**Problem to solve:** Write out all of the data exactly as it appears.

**Collected data entries:**

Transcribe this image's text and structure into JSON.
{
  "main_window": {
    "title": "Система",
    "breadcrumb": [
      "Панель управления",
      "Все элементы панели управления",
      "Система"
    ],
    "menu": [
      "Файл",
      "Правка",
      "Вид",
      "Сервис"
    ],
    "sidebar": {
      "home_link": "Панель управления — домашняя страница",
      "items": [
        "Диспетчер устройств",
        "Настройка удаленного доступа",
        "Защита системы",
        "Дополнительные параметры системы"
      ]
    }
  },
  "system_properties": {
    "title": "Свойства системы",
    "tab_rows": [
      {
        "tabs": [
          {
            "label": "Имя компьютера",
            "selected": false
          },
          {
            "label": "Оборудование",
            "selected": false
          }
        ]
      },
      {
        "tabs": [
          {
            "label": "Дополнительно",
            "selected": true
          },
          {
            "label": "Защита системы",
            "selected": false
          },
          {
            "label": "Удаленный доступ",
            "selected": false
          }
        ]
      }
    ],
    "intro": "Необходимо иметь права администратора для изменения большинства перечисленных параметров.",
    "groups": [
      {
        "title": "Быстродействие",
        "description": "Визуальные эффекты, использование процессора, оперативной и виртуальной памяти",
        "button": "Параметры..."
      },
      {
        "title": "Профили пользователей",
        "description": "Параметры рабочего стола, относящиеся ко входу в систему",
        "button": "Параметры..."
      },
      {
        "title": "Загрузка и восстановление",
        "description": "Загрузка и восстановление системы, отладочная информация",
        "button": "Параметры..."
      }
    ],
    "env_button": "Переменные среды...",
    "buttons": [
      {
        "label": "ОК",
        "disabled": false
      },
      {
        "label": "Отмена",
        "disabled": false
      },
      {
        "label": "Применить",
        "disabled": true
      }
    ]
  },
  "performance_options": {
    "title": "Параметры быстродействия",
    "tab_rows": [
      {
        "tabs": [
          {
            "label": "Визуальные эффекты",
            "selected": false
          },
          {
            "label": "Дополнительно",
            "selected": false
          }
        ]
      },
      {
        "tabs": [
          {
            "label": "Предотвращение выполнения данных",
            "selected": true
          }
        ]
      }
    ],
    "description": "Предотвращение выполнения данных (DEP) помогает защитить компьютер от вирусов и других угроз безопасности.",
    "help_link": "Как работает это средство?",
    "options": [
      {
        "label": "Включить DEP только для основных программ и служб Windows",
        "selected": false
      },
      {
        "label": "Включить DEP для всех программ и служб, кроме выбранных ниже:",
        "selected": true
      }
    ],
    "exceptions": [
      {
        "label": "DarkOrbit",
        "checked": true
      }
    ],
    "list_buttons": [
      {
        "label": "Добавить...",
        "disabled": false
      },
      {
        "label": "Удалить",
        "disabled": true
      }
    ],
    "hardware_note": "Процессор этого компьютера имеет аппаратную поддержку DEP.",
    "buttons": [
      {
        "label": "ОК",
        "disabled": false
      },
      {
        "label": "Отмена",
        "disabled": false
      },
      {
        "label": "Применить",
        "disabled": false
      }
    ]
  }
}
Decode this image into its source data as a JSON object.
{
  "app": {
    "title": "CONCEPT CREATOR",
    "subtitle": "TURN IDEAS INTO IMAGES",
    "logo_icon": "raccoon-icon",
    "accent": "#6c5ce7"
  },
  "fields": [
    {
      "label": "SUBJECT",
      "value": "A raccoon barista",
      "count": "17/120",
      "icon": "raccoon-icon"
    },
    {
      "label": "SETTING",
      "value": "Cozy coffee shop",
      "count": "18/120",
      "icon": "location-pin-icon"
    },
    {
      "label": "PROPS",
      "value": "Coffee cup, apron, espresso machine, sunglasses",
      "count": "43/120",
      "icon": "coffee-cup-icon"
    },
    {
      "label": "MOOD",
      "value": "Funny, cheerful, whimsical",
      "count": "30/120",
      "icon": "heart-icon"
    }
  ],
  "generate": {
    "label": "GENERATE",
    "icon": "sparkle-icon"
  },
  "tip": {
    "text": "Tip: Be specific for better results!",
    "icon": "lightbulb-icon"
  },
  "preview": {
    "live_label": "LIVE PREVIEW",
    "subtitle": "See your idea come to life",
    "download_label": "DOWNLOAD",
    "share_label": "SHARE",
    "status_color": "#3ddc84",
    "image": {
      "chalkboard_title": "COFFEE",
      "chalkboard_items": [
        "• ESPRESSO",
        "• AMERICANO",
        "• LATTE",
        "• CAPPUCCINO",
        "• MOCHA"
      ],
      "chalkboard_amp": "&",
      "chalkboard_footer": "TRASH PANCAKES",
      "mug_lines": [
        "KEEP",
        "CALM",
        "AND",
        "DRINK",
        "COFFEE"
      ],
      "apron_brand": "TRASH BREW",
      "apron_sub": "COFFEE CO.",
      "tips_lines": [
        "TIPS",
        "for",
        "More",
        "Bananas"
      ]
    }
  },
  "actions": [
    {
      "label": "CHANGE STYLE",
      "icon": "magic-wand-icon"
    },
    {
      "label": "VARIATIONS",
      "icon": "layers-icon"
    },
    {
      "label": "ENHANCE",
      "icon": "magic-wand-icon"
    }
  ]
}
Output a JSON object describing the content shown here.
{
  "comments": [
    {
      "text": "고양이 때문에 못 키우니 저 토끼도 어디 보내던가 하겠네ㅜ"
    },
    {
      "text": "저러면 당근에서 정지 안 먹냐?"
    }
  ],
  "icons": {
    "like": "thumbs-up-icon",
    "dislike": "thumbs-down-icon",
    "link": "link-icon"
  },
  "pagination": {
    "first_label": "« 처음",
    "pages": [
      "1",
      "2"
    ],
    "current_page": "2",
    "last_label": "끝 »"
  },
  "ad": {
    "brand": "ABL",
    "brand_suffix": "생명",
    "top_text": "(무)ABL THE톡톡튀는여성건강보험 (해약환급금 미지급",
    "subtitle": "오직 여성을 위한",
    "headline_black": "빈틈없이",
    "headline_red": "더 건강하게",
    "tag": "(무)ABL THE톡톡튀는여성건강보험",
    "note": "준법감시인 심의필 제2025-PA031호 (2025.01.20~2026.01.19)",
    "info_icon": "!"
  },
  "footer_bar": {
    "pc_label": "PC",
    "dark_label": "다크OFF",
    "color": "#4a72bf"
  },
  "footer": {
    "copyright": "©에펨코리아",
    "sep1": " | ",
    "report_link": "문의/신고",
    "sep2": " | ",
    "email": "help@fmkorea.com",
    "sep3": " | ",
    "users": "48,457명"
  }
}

**Written solution:**
Transcribe this image's text and structure into JSON.
{
  "main_window": {
    "title": "Система",
    "breadcrumb": [
      "Панель управления",
      "Все элементы панели управления",
      "Система"
    ],
    "menu": [
      "Файл",
      "Правка",
      "Вид",
      "Сервис"
    ],
    "sidebar": {
      "home_link": "Панель управления — домашняя страница",
      "items": [
        "Диспетчер устройств",
        "Настройка удаленного доступа",
        "Защита системы",
        "Дополнительные параметры системы"
      ]
    }
  },
  "system_properties": {
    "title": "Свойства системы",
    "tab_rows": [
      {
        "tabs": [
          {
            "label": "Имя компьютера",
            "selected": false
          },
          {
            "label": "Оборудование",
            "selected": false
          }
        ]
      },
      {
        "tabs": [
          {
            "label": "Дополнительно",
            "selected": true
          },
          {
            "label": "Защита системы",
            "selected": false
          },
          {
            "label": "Удаленный доступ",
            "selected": false
          }
        ]
      }
    ],
    "intro": "Необходимо иметь права администратора для изменения большинства перечисленных параметров.",
    "groups": [
      {
        "title": "Быстродействие",
        "description": "Визуальные эффекты, использование процессора, оперативной и виртуальной памяти",
        "button": "Параметры..."
      },
      {
        "title": "Профили пользователей",
        "description": "Параметры рабочего стола, относящиеся ко входу в систему",
        "button": "Параметры..."
      },
      {
        "title": "Загрузка и восстановление",
        "description": "Загрузка и восстановление системы, отладочная информация",
        "button": "Параметры..."
      }
    ],
    "env_button": "Переменные среды...",
    "buttons": [
      {
        "label": "ОК",
        "disabled": false
      },
      {
        "label": "Отмена",
        "disabled": false
      },
      {
        "label": "Применить",
        "disabled": true
      }
    ]
  },
  "performance_options": {
    "title": "Параметры быстродействия",
    "tab_rows": [
      {
        "tabs": [
          {
            "label": "Визуальные эффекты",
            "selected": false
          },
          {
            "label": "Дополнительно",
            "selected": false
          }
        ]
      },
      {
        "tabs": [
          {
            "label": "Предотвращение выполнения данных",
            "selected": true
          }
        ]
      }
    ],
    "description": "Предотвращение выполнения данных (DEP) помогает защитить компьютер от вирусов и других угроз безопасности.",
    "help_link": "Как работает это средство?",
    "options": [
      {
        "label": "Включить DEP только для основных программ и служб Windows",
        "selected": false
      },
      {
        "label": "Включить DEP для всех программ и служб, кроме выбранных ниже:",
        "selected": true
      }
    ],
    "exceptions": [
      {
        "label": "DarkOrbit",
        "checked": true
      }
    ],
    "list_buttons": [
      {
        "label": "Добавить...",
        "disabled": false
      },
      {
        "label": "Удалить",
        "disabled": true
      }
    ],
    "hardware_note": "Процессор этого компьютера имеет аппаратную поддержку DEP.",
    "buttons": [
      {
        "label": "ОК",
        "disabled": false
      },
      {
        "label": "Отмена",
        "disabled": false
      },
      {
        "label": "Применить",
        "disabled": false
      }
    ]
  }
}
Decode this image into its source data as a JSON object.
{
  "app": {
    "title": "CONCEPT CREATOR",
    "subtitle": "TURN IDEAS INTO IMAGES",
    "logo_icon": "raccoon-icon",
    "accent": "#6c5ce7"
  },
  "fields": [
    {
      "label": "SUBJECT",
      "value": "A raccoon barista",
      "count": "17/120",
      "icon": "raccoon-icon"
    },
    {
      "label": "SETTING",
      "value": "Cozy coffee shop",
      "count": "18/120",
      "icon": "location-pin-icon"
    },
    {
      "label": "PROPS",
      "value": "Coffee cup, apron, espresso machine, sunglasses",
      "count": "43/120",
      "icon": "coffee-cup-icon"
    },
    {
      "label": "MOOD",
      "value": "Funny, cheerful, whimsical",
      "count": "30/120",
      "icon": "heart-icon"
    }
  ],
  "generate": {
    "label": "GENERATE",
    "icon": "sparkle-icon"
  },
  "tip": {
    "text": "Tip: Be specific for better results!",
    "icon": "lightbulb-icon"
  },
  "preview": {
    "live_label": "LIVE PREVIEW",
    "subtitle": "See your idea come to life",
    "download_label": "DOWNLOAD",
    "share_label": "SHARE",
    "status_color": "#3ddc84",
    "image": {
      "chalkboard_title": "COFFEE",
      "chalkboard_items": [
        "• ESPRESSO",
        "• AMERICANO",
        "• LATTE",
        "• CAPPUCCINO",
        "• MOCHA"
      ],
      "chalkboard_amp": "&",
      "chalkboard_footer": "TRASH PANCAKES",
      "mug_lines": [
        "KEEP",
        "CALM",
        "AND",
        "DRINK",
        "COFFEE"
      ],
      "apron_brand": "TRASH BREW",
      "apron_sub": "COFFEE CO.",
      "tips_lines": [
        "TIPS",
        "for",
        "More",
        "Bananas"
      ]
    }
  },
  "actions": [
    {
      "label": "CHANGE STYLE",
      "icon": "magic-wand-icon"
    },
    {
      "label": "VARIATIONS",
      "icon": "layers-icon"
    },
    {
      "label": "ENHANCE",
      "icon": "magic-wand-icon"
    }
  ]
}
Output a JSON object describing the content shown here.
{
  "comments": [
    {
      "text": "고양이 때문에 못 키우니 저 토끼도 어디 보내던가 하겠네ㅜ"
    },
    {
      "text": "저러면 당근에서 정지 안 먹냐?"
    }
  ],
  "icons": {
    "like": "thumbs-up-icon",
    "dislike": "thumbs-down-icon",
    "link": "link-icon"
  },
  "pagination": {
    "first_label": "« 처음",
    "pages": [
      "1",
      "2"
    ],
    "current_page": "2",
    "last_label": "끝 »"
  },
  "ad": {
    "brand": "ABL",
    "brand_suffix": "생명",
    "top_text": "(무)ABL THE톡톡튀는여성건강보험 (해약환급금 미지급",
    "subtitle": "오직 여성을 위한",
    "headline_black": "빈틈없이",
    "headline_red": "더 건강하게",
    "tag": "(무)ABL THE톡톡튀는여성건강보험",
    "note": "준법감시인 심의필 제2025-PA031호 (2025.01.20~2026.01.19)",
    "info_icon": "!"
  },
  "footer_bar": {
    "pc_label": "PC",
    "dark_label": "다크OFF",
    "color": "#4a72bf"
  },
  "footer": {
    "copyright": "©에펨코리아",
    "sep1": " | ",
    "report_link": "문의/신고",
    "sep2": " | ",
    "email": "help@fmkorea.com",
    "sep3": " | ",
    "users": "48,457명"
  }
}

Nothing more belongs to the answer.